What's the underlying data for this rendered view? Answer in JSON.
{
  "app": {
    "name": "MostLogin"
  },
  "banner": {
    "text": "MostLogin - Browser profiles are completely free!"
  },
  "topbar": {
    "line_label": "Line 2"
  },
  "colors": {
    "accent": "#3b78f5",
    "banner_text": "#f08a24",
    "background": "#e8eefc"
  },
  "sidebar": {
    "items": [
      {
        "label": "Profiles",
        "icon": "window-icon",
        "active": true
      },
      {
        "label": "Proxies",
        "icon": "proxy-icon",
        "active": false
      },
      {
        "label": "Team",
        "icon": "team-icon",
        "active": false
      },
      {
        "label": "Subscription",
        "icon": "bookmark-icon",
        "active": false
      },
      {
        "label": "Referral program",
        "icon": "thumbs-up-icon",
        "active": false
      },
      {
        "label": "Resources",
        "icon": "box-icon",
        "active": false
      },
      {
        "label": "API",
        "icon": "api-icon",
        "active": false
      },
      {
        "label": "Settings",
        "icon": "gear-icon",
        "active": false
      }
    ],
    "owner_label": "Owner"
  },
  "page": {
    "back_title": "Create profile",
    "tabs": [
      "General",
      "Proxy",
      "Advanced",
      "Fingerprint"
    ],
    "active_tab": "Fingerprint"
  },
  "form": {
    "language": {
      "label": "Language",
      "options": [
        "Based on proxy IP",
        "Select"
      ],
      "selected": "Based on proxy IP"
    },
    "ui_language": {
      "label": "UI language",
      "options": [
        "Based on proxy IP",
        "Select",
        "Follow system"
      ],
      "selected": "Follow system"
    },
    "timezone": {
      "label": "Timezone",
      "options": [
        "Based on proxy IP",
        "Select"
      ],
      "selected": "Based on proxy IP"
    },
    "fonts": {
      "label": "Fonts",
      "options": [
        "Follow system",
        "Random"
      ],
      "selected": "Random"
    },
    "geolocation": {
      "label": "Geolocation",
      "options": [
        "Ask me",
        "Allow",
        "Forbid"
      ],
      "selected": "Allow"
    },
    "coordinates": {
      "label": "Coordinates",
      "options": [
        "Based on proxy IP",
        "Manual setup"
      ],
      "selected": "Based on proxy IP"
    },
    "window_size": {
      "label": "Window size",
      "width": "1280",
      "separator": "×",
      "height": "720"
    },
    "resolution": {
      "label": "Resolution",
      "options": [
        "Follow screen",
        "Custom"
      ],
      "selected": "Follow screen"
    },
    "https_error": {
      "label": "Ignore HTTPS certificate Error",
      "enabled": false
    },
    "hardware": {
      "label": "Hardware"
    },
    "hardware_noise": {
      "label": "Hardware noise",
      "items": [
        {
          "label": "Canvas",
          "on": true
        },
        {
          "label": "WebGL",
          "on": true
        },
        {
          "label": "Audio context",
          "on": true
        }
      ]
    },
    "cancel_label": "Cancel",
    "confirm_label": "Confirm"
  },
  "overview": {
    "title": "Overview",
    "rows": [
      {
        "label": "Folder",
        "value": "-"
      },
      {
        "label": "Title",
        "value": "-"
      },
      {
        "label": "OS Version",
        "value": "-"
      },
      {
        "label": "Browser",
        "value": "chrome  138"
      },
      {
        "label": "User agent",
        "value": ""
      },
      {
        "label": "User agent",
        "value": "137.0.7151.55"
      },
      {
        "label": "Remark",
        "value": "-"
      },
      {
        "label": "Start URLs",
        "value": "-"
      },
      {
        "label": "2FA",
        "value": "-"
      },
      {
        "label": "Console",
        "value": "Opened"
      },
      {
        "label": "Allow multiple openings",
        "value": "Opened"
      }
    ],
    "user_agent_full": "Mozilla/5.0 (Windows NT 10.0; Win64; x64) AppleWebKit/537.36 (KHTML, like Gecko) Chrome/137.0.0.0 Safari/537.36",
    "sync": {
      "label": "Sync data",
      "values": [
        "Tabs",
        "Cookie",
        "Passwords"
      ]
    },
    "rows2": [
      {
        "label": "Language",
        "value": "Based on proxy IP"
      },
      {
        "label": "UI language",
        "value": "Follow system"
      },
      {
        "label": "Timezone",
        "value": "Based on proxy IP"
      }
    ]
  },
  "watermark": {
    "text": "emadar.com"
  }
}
##############################
| Written exercise |
Where a line of the entries contains the word "screen", copy that line.

| Result below |
        "Follow screen",
      "selected": "Follow screen"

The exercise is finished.